** begin Given data **
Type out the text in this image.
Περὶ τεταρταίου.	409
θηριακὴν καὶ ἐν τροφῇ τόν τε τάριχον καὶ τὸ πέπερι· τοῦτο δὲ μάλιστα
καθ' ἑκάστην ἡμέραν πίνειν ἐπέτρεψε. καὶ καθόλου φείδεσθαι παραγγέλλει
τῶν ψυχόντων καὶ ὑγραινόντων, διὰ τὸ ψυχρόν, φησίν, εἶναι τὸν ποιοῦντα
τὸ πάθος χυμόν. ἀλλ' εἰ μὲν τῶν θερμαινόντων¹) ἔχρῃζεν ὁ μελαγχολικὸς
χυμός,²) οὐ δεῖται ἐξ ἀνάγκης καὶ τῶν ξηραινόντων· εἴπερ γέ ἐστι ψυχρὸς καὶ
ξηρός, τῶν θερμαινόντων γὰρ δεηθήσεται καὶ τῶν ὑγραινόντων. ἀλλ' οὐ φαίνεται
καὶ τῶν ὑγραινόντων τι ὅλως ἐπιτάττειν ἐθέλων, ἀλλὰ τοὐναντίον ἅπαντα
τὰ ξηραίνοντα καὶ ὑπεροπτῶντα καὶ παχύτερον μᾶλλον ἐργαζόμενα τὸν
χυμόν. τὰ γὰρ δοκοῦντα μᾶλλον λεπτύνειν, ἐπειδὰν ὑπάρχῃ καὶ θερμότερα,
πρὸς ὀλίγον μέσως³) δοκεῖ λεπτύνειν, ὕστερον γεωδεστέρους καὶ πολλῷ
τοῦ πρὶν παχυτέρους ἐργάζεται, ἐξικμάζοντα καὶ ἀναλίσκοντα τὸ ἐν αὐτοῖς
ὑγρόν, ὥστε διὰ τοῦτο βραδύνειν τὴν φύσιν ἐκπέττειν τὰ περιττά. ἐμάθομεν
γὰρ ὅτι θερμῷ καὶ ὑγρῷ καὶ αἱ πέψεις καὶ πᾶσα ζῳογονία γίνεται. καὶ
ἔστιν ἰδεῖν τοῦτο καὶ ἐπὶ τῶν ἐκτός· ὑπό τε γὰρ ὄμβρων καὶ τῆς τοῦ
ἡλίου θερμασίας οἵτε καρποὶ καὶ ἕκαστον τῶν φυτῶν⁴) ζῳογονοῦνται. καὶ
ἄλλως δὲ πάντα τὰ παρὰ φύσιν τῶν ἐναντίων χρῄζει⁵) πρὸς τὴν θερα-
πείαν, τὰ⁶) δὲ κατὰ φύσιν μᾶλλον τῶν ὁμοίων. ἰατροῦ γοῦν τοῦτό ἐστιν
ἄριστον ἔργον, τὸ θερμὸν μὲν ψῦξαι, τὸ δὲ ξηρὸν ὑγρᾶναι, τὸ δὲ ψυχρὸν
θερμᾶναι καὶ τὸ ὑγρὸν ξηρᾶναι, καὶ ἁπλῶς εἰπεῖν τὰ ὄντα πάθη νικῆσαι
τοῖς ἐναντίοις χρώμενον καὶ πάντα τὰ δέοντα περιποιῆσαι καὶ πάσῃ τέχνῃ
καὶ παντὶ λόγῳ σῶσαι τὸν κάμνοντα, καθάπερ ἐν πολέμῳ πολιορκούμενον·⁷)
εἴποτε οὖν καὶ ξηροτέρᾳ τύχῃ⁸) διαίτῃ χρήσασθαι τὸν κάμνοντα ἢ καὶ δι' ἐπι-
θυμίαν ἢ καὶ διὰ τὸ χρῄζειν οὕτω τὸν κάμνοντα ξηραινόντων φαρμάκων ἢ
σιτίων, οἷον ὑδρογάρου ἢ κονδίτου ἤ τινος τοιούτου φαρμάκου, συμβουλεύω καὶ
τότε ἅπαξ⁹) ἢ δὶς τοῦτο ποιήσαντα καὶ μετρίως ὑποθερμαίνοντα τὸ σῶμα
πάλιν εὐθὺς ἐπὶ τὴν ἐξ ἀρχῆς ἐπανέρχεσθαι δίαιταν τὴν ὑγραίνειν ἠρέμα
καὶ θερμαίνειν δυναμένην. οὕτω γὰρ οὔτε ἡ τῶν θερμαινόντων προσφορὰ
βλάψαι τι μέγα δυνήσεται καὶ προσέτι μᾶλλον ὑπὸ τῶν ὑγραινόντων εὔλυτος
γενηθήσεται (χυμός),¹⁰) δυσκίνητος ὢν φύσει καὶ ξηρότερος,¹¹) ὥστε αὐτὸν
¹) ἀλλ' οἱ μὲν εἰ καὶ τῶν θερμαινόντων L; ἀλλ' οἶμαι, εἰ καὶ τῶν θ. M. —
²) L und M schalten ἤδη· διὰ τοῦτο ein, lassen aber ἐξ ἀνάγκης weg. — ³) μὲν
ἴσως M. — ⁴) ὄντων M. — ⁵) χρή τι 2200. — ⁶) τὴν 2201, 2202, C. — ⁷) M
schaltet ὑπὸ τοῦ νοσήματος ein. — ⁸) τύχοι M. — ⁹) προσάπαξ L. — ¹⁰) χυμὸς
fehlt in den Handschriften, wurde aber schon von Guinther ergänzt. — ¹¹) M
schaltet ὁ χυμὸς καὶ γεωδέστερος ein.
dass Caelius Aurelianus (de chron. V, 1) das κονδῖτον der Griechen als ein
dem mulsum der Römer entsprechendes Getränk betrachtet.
** end Given data **
Set problem: Print every entry exactly as written.

Answer to this task:
Type out the text in this image.
Περὶ τεταρταίου.	409
θηριακὴν καὶ ἐν τροφῇ τόν τε τάριχον καὶ τὸ πέπερι· τοῦτο δὲ μάλιστα
καθ' ἑκάστην ἡμέραν πίνειν ἐπέτρεψε. καὶ καθόλου φείδεσθαι παραγγέλλει
τῶν ψυχόντων καὶ ὑγραινόντων, διὰ τὸ ψυχρόν, φησίν, εἶναι τὸν ποιοῦντα
τὸ πάθος χυμόν. ἀλλ' εἰ μὲν τῶν θερμαινόντων¹) ἔχρῃζεν ὁ μελαγχολικὸς
χυμός,²) οὐ δεῖται ἐξ ἀνάγκης καὶ τῶν ξηραινόντων· εἴπερ γέ ἐστι ψυχρὸς καὶ
ξηρός, τῶν θερμαινόντων γὰρ δεηθήσεται καὶ τῶν ὑγραινόντων. ἀλλ' οὐ φαίνεται
καὶ τῶν ὑγραινόντων τι ὅλως ἐπιτάττειν ἐθέλων, ἀλλὰ τοὐναντίον ἅπαντα
τὰ ξηραίνοντα καὶ ὑπεροπτῶντα καὶ παχύτερον μᾶλλον ἐργαζόμενα τὸν
χυμόν. τὰ γὰρ δοκοῦντα μᾶλλον λεπτύνειν, ἐπειδὰν ὑπάρχῃ καὶ θερμότερα,
πρὸς ὀλίγον μέσως³) δοκεῖ λεπτύνειν, ὕστερον γεωδεστέρους καὶ πολλῷ
τοῦ πρὶν παχυτέρους ἐργάζεται, ἐξικμάζοντα καὶ ἀναλίσκοντα τὸ ἐν αὐτοῖς
ὑγρόν, ὥστε διὰ τοῦτο βραδύνειν τὴν φύσιν ἐκπέττειν τὰ περιττά. ἐμάθομεν
γὰρ ὅτι θερμῷ καὶ ὑγρῷ καὶ αἱ πέψεις καὶ πᾶσα ζῳογονία γίνεται. καὶ
ἔστιν ἰδεῖν τοῦτο καὶ ἐπὶ τῶν ἐκτός· ὑπό τε γὰρ ὄμβρων καὶ τῆς τοῦ
ἡλίου θερμασίας οἵτε καρποὶ καὶ ἕκαστον τῶν φυτῶν⁴) ζῳογονοῦνται. καὶ
ἄλλως δὲ πάντα τὰ παρὰ φύσιν τῶν ἐναντίων χρῄζει⁵) πρὸς τὴν θερα-
πείαν, τὰ⁶) δὲ κατὰ φύσιν μᾶλλον τῶν ὁμοίων. ἰατροῦ γοῦν τοῦτό ἐστιν
ἄριστον ἔργον, τὸ θερμὸν μὲν ψῦξαι, τὸ δὲ ξηρὸν ὑγρᾶναι, τὸ δὲ ψυχρὸν
θερμᾶναι καὶ τὸ ὑγρὸν ξηρᾶναι, καὶ ἁπλῶς εἰπεῖν τὰ ὄντα πάθη νικῆσαι
τοῖς ἐναντίοις χρώμενον καὶ πάντα τὰ δέοντα περιποιῆσαι καὶ πάσῃ τέχνῃ
καὶ παντὶ λόγῳ σῶσαι τὸν κάμνοντα, καθάπερ ἐν πολέμῳ πολιορκούμενον·⁷)
εἴποτε οὖν καὶ ξηροτέρᾳ τύχῃ⁸) διαίτῃ χρήσασθαι τὸν κάμνοντα ἢ καὶ δι' ἐπι-
θυμίαν ἢ καὶ διὰ τὸ χρῄζειν οὕτω τὸν κάμνοντα ξηραινόντων φαρμάκων ἢ
σιτίων, οἷον ὑδρογάρου ἢ κονδίτου ἤ τινος τοιούτου φαρμάκου, συμβουλεύω καὶ
τότε ἅπαξ⁹) ἢ δὶς τοῦτο ποιήσαντα καὶ μετρίως ὑποθερμαίνοντα τὸ σῶμα
πάλιν εὐθὺς ἐπὶ τὴν ἐξ ἀρχῆς ἐπανέρχεσθαι δίαιταν τὴν ὑγραίνειν ἠρέμα
καὶ θερμαίνειν δυναμένην. οὕτω γὰρ οὔτε ἡ τῶν θερμαινόντων προσφορὰ
βλάψαι τι μέγα δυνήσεται καὶ προσέτι μᾶλλον ὑπὸ τῶν ὑγραινόντων εὔλυτος
γενηθήσεται (χυμός),¹⁰) δυσκίνητος ὢν φύσει καὶ ξηρότερος,¹¹) ὥστε αὐτὸν
¹) ἀλλ' οἱ μὲν εἰ καὶ τῶν θερμαινόντων L; ἀλλ' οἶμαι, εἰ καὶ τῶν θ. M. —
²) L und M schalten ἤδη· διὰ τοῦτο ein, lassen aber ἐξ ἀνάγκης weg. — ³) μὲν
ἴσως M. — ⁴) ὄντων M. — ⁵) χρή τι 2200. — ⁶) τὴν 2201, 2202, C. — ⁷) M
schaltet ὑπὸ τοῦ νοσήματος ein. — ⁸) τύχοι M. — ⁹) προσάπαξ L. — ¹⁰) χυμὸς
fehlt in den Handschriften, wurde aber schon von Guinther ergänzt. — ¹¹) M
schaltet ὁ χυμὸς καὶ γεωδέστερος ein.
dass Caelius Aurelianus (de chron. V, 1) das κονδῖτον der Griechen als ein
dem mulsum der Römer entsprechendes Getränk betrachtet.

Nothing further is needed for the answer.